- THE REQUEST: Extract each line where the string "true" shows up.

= = = = =

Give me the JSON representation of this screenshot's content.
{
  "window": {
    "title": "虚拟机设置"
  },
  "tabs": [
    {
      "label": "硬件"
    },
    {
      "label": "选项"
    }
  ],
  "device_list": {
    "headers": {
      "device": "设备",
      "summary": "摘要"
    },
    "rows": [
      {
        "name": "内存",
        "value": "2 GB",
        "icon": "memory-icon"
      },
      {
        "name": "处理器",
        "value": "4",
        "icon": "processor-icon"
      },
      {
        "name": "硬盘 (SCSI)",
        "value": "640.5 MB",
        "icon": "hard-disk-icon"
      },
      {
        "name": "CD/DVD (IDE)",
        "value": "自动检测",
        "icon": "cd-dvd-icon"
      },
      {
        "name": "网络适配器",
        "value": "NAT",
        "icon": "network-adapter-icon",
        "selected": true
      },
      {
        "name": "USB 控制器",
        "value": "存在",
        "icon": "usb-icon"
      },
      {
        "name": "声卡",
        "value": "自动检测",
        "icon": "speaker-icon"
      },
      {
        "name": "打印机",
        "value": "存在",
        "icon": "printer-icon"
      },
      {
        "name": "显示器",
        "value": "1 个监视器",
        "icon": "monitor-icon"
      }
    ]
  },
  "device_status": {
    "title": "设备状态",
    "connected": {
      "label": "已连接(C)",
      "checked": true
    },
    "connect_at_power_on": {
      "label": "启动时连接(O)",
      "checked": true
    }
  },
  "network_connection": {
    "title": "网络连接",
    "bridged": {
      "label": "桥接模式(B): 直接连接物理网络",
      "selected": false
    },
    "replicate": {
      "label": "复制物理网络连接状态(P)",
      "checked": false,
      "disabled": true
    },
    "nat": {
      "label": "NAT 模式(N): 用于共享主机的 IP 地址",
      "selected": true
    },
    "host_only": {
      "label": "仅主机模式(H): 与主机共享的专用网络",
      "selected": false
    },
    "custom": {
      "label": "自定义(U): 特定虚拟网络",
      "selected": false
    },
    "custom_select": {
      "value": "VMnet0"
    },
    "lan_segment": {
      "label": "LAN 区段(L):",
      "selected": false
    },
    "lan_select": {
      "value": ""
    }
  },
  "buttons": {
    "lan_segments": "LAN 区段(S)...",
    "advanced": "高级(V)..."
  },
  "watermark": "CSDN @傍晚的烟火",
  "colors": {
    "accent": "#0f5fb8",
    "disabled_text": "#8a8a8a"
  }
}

= = = = =

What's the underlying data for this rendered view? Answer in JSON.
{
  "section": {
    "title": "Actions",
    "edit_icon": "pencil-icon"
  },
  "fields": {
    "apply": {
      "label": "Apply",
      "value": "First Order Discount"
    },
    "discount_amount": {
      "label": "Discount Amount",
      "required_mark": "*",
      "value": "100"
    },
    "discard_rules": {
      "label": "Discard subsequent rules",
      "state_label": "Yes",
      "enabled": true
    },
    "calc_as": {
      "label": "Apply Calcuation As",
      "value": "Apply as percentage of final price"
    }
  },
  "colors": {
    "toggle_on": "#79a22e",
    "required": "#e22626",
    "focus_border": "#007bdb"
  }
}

= = = = =

- THE COMPLETED TASK:
        "selected": true
      "checked": true
      "checked": true
      "disabled": true
      "selected": true
      "enabled": true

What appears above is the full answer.